Task description:
Change "chart1-data-label" to "chart1-value-label" in everything from the start of the data down to the line containing "- chart1-bar-segment: [335, 527, 360, 540]", and leave the rest of those lines unchanged. Give back only those lines.

········

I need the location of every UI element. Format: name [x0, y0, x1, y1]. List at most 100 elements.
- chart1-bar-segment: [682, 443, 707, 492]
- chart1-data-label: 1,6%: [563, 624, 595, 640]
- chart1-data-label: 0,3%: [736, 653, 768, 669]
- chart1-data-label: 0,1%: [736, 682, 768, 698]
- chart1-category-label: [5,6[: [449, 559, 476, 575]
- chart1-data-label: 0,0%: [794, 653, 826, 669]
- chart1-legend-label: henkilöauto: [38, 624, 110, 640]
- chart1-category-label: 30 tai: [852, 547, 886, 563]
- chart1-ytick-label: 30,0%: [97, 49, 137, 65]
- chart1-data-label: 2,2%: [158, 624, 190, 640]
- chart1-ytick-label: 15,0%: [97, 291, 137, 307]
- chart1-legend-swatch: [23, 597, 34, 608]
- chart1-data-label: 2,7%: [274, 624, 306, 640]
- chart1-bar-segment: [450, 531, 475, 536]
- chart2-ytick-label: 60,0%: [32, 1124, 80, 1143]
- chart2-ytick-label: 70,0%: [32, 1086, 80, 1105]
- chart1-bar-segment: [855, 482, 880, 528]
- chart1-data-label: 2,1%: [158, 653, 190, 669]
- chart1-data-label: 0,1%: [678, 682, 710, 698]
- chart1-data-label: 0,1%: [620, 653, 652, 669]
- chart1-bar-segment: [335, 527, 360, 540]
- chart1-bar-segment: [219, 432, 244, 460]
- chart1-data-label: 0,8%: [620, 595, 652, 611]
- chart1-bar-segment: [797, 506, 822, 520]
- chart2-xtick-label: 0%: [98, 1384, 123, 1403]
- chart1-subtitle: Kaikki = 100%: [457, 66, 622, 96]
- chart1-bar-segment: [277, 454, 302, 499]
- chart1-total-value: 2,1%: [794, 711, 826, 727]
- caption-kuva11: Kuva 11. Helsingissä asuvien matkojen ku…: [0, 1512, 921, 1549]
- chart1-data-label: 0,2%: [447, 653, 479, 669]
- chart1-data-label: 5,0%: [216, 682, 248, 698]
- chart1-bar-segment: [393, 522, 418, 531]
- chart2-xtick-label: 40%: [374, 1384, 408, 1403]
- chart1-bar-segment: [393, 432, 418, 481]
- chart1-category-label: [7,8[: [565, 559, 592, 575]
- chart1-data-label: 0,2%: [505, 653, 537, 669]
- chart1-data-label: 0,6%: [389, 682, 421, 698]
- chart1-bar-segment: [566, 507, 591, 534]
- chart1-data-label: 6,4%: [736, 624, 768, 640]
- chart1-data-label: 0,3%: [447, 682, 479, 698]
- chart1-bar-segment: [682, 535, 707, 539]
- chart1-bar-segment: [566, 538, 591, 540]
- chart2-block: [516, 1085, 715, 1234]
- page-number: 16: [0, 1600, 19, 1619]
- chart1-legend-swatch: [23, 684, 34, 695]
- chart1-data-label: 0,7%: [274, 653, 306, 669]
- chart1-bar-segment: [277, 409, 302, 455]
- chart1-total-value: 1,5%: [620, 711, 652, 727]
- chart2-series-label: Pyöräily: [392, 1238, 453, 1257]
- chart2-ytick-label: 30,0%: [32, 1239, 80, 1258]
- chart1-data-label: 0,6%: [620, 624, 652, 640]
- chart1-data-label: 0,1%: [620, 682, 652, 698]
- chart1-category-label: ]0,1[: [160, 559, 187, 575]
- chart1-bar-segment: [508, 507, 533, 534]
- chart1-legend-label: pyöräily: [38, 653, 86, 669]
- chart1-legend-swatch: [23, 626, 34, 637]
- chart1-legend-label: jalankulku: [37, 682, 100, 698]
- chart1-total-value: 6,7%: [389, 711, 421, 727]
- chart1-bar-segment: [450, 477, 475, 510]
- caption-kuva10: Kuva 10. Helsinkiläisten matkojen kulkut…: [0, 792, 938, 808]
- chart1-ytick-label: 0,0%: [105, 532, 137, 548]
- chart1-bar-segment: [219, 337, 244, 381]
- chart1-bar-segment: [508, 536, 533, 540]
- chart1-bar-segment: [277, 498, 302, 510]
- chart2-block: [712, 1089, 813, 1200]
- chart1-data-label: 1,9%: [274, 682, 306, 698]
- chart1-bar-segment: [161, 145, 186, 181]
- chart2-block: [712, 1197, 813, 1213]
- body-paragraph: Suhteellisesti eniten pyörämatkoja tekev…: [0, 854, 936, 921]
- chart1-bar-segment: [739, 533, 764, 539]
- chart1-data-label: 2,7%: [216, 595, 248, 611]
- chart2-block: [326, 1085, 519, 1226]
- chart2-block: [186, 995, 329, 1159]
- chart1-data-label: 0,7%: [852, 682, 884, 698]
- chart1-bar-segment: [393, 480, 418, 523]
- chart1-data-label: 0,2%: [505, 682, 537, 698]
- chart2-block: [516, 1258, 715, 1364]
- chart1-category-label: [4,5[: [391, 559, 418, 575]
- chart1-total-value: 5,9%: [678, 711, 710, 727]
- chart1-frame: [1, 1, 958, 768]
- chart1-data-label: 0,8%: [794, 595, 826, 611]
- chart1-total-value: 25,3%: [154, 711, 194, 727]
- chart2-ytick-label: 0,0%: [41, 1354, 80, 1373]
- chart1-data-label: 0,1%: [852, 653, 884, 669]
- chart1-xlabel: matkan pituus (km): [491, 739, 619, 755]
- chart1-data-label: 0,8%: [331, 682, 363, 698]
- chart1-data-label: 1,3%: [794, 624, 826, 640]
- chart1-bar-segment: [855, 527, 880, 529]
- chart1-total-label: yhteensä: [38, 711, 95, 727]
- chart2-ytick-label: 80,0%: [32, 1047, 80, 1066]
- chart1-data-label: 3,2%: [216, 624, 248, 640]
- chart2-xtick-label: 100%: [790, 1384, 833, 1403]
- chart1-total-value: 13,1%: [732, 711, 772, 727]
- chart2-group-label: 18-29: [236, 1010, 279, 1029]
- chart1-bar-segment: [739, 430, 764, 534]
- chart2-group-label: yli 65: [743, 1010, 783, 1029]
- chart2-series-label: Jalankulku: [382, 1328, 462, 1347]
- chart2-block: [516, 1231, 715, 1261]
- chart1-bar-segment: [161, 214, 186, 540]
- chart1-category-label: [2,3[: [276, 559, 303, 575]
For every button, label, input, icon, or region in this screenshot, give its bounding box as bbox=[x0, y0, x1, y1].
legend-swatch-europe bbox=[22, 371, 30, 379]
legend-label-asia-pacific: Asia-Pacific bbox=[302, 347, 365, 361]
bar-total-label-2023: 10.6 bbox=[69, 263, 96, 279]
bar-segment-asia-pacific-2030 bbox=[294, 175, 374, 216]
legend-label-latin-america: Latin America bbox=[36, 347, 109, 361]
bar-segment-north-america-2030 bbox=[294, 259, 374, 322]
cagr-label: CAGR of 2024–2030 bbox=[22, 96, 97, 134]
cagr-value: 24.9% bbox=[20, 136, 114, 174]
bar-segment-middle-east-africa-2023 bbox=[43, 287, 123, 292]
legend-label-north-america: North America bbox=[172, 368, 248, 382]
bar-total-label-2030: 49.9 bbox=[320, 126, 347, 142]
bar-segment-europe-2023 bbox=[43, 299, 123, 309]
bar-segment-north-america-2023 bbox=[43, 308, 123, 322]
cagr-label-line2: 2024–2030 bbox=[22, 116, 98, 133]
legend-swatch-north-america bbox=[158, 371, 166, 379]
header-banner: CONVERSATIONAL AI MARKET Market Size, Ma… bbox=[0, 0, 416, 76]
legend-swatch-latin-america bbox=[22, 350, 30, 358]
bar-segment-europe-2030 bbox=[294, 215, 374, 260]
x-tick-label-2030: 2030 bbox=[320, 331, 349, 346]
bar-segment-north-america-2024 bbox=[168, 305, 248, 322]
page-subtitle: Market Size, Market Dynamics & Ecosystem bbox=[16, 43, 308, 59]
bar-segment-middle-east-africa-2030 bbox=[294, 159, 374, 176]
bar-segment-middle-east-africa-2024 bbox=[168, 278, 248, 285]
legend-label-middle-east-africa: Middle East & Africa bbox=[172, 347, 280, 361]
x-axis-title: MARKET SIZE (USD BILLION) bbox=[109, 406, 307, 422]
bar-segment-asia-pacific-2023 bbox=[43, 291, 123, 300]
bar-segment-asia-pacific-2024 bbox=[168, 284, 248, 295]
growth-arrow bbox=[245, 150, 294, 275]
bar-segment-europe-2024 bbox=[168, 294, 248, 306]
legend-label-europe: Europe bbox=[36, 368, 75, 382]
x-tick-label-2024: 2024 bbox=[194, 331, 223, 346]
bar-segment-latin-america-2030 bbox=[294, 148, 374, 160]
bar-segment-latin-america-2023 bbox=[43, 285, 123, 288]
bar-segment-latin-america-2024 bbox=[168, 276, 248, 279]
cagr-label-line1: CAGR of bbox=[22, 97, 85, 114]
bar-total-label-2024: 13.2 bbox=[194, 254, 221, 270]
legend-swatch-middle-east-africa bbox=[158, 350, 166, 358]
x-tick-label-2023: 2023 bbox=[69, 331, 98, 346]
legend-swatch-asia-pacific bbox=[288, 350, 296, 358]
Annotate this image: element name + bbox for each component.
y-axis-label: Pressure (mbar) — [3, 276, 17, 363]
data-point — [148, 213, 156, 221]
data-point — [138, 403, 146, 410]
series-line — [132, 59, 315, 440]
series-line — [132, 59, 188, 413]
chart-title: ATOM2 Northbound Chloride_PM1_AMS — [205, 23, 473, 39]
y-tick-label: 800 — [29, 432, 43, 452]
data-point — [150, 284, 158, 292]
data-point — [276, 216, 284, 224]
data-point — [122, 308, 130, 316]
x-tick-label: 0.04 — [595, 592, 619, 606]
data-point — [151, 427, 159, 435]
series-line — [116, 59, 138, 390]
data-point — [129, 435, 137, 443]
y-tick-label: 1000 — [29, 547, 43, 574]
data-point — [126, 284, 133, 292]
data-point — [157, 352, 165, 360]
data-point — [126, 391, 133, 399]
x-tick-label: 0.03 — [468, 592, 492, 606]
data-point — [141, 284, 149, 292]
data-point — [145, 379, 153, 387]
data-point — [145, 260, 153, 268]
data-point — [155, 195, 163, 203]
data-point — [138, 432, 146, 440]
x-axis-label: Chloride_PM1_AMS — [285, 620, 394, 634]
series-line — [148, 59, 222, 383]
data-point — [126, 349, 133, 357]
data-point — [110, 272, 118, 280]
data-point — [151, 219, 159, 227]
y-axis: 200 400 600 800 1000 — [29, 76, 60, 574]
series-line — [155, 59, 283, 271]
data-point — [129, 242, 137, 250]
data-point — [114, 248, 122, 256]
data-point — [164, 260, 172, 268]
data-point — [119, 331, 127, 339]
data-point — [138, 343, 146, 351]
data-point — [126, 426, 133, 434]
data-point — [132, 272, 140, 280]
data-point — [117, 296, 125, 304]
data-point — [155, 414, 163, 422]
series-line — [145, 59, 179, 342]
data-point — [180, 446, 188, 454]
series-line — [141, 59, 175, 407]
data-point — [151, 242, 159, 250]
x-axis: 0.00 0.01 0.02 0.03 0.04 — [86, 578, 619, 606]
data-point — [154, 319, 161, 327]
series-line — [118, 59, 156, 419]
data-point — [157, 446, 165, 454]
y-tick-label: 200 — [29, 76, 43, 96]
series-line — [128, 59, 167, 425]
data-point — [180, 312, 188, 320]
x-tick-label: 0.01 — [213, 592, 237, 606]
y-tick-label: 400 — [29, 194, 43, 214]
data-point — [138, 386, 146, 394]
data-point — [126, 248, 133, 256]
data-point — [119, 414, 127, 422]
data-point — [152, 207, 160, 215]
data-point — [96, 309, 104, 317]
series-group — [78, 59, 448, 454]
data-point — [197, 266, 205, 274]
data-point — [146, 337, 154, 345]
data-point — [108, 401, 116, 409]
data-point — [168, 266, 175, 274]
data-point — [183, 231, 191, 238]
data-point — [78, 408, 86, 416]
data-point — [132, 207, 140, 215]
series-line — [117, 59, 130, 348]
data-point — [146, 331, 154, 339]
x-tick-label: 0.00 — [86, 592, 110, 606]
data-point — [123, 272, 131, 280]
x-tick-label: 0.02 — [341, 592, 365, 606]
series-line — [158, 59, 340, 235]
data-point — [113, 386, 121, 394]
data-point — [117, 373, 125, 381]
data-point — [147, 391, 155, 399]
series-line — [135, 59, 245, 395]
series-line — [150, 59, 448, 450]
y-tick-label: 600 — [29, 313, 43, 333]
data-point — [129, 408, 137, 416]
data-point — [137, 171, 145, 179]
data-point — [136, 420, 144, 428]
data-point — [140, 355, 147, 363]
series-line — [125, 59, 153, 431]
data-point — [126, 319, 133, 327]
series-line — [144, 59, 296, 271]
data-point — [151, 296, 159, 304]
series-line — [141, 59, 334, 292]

········

Output of the exercise:
I need the location of every UI element. Format: name [x0, y0, x1, y1]. List at most 100 elements.
- chart1-bar-segment: [682, 443, 707, 492]
- chart1-value-label: 1,6%: [563, 624, 595, 640]
- chart1-value-label: 0,3%: [736, 653, 768, 669]
- chart1-value-label: 0,1%: [736, 682, 768, 698]
- chart1-category-label: [5,6[: [449, 559, 476, 575]
- chart1-value-label: 0,0%: [794, 653, 826, 669]
- chart1-legend-label: henkilöauto: [38, 624, 110, 640]
- chart1-category-label: 30 tai: [852, 547, 886, 563]
- chart1-ytick-label: 30,0%: [97, 49, 137, 65]
- chart1-value-label: 2,2%: [158, 624, 190, 640]
- chart1-ytick-label: 15,0%: [97, 291, 137, 307]
- chart1-legend-swatch: [23, 597, 34, 608]
- chart1-value-label: 2,7%: [274, 624, 306, 640]
- chart1-bar-segment: [450, 531, 475, 536]
- chart2-ytick-label: 60,0%: [32, 1124, 80, 1143]
- chart2-ytick-label: 70,0%: [32, 1086, 80, 1105]
- chart1-bar-segment: [855, 482, 880, 528]
- chart1-value-label: 2,1%: [158, 653, 190, 669]
- chart1-value-label: 0,1%: [678, 682, 710, 698]
- chart1-value-label: 0,1%: [620, 653, 652, 669]
- chart1-bar-segment: [335, 527, 360, 540]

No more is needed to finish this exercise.